Campus Life

Former Student Killed At Pearl Harbor Laid To Rest

Victor Patrick Tumlinson was on the USS Oklahoma when it was attacked by Japanese aircraft. Nearly 80 years later, his remains were identified.
By Caitlin Clark, Texas A&M University Division of Marketing and Communications December 20, 2019

portrait of victor tumlinson in uniform
Victor Patrick Tumlinson attended Texas A&M University during the summer of 1938. He was killed during the attack on Pearl Harbor.

Department of Defense

For nearly eight decades, the remains of Navy Fire Controlman 3rd Class Victor Patrick Tumlinson were unidentified. Like more than 72,000 other Americans who served during World War II, the military considered him unaccounted for, but believed he was killed during World War II while under enemy attack .

The 19-year-old from Raymondville was on the USS Oklahoma on Dec. 7, 1941 while it was moored at Ford Island, Pearl Harbor and attacked by Japanese aircraft. The battleship capsized after multiple torpedo hits. Tumlinson was among the 429 crewmen who were killed.
────────────────
* [PROMPT]: Using the Pearl Harbor article, explain why the military considered Victor Patrick Tumlinson unaccounted for.
────────────────
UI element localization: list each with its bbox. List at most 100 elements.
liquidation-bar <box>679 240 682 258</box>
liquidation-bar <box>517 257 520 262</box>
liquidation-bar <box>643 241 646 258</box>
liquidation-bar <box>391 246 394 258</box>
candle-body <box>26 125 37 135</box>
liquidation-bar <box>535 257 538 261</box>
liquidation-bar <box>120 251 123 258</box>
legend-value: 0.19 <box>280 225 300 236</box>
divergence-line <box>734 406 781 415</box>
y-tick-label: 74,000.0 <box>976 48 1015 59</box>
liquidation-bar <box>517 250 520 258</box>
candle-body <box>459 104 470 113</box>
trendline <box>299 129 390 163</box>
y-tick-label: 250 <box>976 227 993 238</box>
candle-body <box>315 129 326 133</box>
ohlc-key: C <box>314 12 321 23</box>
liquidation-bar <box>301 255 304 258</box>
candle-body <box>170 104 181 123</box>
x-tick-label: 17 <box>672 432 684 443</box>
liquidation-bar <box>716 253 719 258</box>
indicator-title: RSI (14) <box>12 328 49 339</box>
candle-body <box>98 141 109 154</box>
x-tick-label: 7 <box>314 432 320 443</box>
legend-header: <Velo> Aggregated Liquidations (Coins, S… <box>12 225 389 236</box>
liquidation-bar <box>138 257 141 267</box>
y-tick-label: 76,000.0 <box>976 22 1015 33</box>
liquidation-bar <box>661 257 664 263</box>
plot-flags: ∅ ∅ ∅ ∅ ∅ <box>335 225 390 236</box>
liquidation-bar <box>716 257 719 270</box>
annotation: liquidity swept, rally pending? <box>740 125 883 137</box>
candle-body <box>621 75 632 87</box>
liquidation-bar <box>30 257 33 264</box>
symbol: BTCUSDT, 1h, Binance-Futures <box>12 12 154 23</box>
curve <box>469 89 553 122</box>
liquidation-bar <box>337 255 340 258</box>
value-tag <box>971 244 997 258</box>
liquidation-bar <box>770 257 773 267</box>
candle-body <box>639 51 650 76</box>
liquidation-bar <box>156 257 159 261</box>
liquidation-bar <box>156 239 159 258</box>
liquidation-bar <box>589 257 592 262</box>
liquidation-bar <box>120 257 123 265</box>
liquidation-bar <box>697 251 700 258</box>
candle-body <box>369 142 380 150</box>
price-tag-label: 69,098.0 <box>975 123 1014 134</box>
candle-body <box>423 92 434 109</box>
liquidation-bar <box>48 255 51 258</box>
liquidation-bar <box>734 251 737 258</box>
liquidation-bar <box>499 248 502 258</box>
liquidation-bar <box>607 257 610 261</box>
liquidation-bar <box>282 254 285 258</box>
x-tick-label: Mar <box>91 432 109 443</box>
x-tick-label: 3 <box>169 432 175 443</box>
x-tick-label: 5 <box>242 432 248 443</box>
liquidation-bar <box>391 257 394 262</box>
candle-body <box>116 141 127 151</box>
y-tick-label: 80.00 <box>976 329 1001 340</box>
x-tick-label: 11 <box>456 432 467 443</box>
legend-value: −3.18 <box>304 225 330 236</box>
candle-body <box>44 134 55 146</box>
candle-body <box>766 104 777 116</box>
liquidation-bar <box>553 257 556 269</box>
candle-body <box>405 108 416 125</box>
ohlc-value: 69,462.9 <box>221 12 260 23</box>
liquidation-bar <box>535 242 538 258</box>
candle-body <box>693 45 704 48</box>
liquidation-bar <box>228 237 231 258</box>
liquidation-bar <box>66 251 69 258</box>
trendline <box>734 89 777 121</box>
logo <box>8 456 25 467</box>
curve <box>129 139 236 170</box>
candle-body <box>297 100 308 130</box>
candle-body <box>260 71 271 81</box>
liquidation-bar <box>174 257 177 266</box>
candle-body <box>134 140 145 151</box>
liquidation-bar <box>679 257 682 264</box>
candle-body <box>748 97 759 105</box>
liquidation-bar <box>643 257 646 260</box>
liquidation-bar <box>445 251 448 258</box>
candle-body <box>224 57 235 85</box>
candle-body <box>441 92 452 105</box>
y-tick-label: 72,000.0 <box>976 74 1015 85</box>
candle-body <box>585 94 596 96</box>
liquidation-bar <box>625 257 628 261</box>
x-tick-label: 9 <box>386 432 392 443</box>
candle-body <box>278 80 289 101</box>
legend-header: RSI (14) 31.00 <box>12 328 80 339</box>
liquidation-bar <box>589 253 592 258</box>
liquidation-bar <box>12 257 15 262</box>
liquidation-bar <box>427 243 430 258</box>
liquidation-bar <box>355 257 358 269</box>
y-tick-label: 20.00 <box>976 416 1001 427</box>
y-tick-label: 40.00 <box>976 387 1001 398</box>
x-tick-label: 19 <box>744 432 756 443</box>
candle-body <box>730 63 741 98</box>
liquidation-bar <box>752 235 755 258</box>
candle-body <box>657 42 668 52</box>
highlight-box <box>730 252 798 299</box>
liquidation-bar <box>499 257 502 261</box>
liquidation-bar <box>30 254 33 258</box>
────────────────
* [EXERCISE RESULT]: His remains went unidentified for nearly eight decades, so the military considered him unaccounted for, like more than 72,000 other Americans who served in World War II. It still believed he was killed under enemy attack.